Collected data
****************************************

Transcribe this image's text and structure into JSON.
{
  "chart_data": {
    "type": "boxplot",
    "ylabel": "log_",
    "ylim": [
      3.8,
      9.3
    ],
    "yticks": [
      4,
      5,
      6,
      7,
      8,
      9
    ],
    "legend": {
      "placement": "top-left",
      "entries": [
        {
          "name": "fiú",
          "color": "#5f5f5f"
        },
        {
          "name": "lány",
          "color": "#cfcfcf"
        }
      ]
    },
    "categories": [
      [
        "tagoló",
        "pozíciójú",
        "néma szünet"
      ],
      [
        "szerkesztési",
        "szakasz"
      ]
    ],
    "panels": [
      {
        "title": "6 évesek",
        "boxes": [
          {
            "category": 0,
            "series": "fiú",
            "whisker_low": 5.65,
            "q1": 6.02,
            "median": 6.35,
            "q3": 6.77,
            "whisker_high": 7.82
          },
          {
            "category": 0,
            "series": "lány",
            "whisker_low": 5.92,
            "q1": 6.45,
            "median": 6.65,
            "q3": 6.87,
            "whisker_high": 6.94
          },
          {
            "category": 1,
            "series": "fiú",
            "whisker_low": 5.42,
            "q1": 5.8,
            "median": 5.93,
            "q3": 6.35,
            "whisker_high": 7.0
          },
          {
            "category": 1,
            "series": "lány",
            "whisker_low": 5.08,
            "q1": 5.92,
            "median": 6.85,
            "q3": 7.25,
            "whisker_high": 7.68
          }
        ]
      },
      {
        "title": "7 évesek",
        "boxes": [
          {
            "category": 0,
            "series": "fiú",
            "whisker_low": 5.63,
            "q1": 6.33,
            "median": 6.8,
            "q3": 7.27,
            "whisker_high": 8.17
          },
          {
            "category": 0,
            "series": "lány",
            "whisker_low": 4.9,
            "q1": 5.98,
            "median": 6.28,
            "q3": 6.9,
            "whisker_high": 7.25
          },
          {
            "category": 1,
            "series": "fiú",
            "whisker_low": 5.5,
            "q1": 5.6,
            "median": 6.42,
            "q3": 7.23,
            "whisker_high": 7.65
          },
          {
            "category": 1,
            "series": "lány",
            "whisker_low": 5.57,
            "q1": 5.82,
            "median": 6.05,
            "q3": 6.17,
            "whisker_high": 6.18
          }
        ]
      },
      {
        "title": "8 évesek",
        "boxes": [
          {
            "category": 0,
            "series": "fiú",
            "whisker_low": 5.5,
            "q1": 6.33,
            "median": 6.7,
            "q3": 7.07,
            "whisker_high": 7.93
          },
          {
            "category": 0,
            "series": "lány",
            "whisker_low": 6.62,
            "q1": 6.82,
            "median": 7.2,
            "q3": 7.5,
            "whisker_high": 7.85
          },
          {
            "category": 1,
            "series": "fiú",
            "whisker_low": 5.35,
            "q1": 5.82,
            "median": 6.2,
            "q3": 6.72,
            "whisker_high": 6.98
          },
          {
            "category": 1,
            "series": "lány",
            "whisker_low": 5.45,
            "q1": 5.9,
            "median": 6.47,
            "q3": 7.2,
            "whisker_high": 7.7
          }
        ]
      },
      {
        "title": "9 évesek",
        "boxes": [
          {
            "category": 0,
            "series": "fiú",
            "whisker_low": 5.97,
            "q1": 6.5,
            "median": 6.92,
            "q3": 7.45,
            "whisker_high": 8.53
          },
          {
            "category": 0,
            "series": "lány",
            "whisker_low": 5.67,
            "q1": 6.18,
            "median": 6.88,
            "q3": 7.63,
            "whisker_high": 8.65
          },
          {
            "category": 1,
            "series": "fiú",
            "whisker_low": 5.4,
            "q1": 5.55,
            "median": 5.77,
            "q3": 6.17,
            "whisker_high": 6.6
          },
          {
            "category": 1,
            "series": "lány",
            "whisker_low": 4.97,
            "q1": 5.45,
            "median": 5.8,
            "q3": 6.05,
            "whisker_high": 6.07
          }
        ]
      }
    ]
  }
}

****************************************

* **TASK REQUIREMENTS**: Write the entries again, exactly as they stand.

* **RESPONSE FOR THIS EXERCISE**:
Transcribe this image's text and structure into JSON.
{
  "chart_data": {
    "type": "boxplot",
    "ylabel": "log_",
    "ylim": [
      3.8,
      9.3
    ],
    "yticks": [
      4,
      5,
      6,
      7,
      8,
      9
    ],
    "legend": {
      "placement": "top-left",
      "entries": [
        {
          "name": "fiú",
          "color": "#5f5f5f"
        },
        {
          "name": "lány",
          "color": "#cfcfcf"
        }
      ]
    },
    "categories": [
      [
        "tagoló",
        "pozíciójú",
        "néma szünet"
      ],
      [
        "szerkesztési",
        "szakasz"
      ]
    ],
    "panels": [
      {
        "title": "6 évesek",
        "boxes": [
          {
            "category": 0,
            "series": "fiú",
            "whisker_low": 5.65,
            "q1": 6.02,
            "median": 6.35,
            "q3": 6.77,
            "whisker_high": 7.82
          },
          {
            "category": 0,
            "series": "lány",
            "whisker_low": 5.92,
            "q1": 6.45,
            "median": 6.65,
            "q3": 6.87,
            "whisker_high": 6.94
          },
          {
            "category": 1,
            "series": "fiú",
            "whisker_low": 5.42,
            "q1": 5.8,
            "median": 5.93,
            "q3": 6.35,
            "whisker_high": 7.0
          },
          {
            "category": 1,
            "series": "lány",
            "whisker_low": 5.08,
            "q1": 5.92,
            "median": 6.85,
            "q3": 7.25,
            "whisker_high": 7.68
          }
        ]
      },
      {
        "title": "7 évesek",
        "boxes": [
          {
            "category": 0,
            "series": "fiú",
            "whisker_low": 5.63,
            "q1": 6.33,
            "median": 6.8,
            "q3": 7.27,
            "whisker_high": 8.17
          },
          {
            "category": 0,
            "series": "lány",
            "whisker_low": 4.9,
            "q1": 5.98,
            "median": 6.28,
            "q3": 6.9,
            "whisker_high": 7.25
          },
          {
            "category": 1,
            "series": "fiú",
            "whisker_low": 5.5,
            "q1": 5.6,
            "median": 6.42,
            "q3": 7.23,
            "whisker_high": 7.65
          },
          {
            "category": 1,
            "series": "lány",
            "whisker_low": 5.57,
            "q1": 5.82,
            "median": 6.05,
            "q3": 6.17,
            "whisker_high": 6.18
          }
        ]
      },
      {
        "title": "8 évesek",
        "boxes": [
          {
            "category": 0,
            "series": "fiú",
            "whisker_low": 5.5,
            "q1": 6.33,
            "median": 6.7,
            "q3": 7.07,
            "whisker_high": 7.93
          },
          {
            "category": 0,
            "series": "lány",
            "whisker_low": 6.62,
            "q1": 6.82,
            "median": 7.2,
            "q3": 7.5,
            "whisker_high": 7.85
          },
          {
            "category": 1,
            "series": "fiú",
            "whisker_low": 5.35,
            "q1": 5.82,
            "median": 6.2,
            "q3": 6.72,
            "whisker_high": 6.98
          },
          {
            "category": 1,
            "series": "lány",
            "whisker_low": 5.45,
            "q1": 5.9,
            "median": 6.47,
            "q3": 7.2,
            "whisker_high": 7.7
          }
        ]
      },
      {
        "title": "9 évesek",
        "boxes": [
          {
            "category": 0,
            "series": "fiú",
            "whisker_low": 5.97,
            "q1": 6.5,
            "median": 6.92,
            "q3": 7.45,
            "whisker_high": 8.53
          },
          {
            "category": 0,
            "series": "lány",
            "whisker_low": 5.67,
            "q1": 6.18,
            "median": 6.88,
            "q3": 7.63,
            "whisker_high": 8.65
          },
          {
            "category": 1,
            "series": "fiú",
            "whisker_low": 5.4,
            "q1": 5.55,
            "median": 5.77,
            "q3": 6.17,
            "whisker_high": 6.6
          },
          {
            "category": 1,
            "series": "lány",
            "whisker_low": 4.97,
            "q1": 5.45,
            "median": 5.8,
            "q3": 6.05,
            "whisker_high": 6.07
          }
        ]
      }
    ]
  }
}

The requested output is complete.